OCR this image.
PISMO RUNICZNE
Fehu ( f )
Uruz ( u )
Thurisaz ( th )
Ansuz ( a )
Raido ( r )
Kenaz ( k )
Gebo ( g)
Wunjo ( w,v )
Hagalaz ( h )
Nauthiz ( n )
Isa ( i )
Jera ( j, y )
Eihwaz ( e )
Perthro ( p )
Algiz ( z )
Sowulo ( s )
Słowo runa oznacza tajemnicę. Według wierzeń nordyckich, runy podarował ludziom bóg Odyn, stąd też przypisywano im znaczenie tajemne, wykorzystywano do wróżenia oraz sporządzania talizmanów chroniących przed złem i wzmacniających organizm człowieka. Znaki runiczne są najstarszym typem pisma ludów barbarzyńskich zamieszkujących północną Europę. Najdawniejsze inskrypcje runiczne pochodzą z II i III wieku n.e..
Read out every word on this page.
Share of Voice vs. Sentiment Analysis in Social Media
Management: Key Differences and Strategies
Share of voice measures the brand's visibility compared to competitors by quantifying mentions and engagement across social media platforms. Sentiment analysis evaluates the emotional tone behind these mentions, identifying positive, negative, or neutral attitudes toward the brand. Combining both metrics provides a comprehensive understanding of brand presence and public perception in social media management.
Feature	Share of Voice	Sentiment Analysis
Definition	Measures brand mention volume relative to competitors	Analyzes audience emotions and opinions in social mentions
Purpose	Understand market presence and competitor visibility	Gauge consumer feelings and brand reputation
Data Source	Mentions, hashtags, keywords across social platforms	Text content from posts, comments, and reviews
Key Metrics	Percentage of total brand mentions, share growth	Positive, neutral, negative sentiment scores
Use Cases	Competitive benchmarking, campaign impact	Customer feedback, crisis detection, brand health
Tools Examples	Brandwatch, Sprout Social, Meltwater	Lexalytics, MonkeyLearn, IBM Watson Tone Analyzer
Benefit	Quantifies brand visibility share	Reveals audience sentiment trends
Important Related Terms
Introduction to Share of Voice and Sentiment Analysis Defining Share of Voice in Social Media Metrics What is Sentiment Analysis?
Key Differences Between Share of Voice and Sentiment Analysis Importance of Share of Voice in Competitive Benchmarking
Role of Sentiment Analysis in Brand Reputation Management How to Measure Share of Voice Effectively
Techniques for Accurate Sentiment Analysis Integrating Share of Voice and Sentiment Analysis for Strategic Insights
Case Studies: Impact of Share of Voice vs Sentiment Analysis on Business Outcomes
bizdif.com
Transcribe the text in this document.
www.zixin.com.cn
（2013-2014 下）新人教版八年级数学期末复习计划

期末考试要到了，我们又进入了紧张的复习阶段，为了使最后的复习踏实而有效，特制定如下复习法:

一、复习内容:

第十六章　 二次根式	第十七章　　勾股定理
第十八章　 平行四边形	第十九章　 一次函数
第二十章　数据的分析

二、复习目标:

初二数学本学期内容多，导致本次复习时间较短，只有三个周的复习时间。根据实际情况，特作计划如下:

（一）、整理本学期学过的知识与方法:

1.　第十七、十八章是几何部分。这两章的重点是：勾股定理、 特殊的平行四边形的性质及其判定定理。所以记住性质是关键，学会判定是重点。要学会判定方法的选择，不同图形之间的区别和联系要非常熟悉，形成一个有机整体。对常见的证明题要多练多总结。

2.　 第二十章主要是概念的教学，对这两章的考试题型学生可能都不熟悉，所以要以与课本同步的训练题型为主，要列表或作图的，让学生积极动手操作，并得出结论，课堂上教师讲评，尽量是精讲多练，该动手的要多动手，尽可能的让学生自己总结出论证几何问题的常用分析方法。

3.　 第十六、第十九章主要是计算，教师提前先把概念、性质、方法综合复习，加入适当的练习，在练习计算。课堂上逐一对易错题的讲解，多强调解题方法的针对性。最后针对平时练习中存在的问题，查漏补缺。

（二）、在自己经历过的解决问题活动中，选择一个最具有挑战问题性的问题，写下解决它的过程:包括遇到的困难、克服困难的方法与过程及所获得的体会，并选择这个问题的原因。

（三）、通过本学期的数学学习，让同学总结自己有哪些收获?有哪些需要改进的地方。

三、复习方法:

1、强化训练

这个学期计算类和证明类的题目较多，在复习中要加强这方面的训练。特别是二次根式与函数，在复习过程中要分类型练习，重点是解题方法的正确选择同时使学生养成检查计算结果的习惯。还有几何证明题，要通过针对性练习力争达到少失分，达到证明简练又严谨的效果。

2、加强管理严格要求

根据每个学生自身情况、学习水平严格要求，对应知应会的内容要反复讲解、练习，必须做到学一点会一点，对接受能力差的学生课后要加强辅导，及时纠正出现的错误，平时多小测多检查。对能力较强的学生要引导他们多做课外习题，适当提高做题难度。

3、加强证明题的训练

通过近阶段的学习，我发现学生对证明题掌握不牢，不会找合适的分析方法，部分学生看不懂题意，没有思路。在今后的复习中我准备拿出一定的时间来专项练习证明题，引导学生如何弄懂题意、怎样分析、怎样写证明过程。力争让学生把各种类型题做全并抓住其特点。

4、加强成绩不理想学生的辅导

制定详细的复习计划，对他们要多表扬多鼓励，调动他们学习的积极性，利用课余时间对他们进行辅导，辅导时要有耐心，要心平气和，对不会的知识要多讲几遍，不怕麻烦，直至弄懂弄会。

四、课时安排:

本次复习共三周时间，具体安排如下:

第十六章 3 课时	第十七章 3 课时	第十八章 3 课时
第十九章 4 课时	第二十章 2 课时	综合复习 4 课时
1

________________________________________

[WORK TO COMPLETE]:
Collect the lines of the data that carry the word "presence".

[OUTPUT OF THE EXERCISE]:
Share of voice measures the brand's visibility compared to competitors by quantifying mentions and engagement across social media platforms. Sentiment analysis evaluates the emotional tone behind these mentions, identifying positive, negative, or neutral attitudes toward the brand. Combining both metrics provides a comprehensive understanding of brand presence and public perception in social media management.
Purpose	Understand market presence and competitor visibility	Gauge consumer feelings and brand reputation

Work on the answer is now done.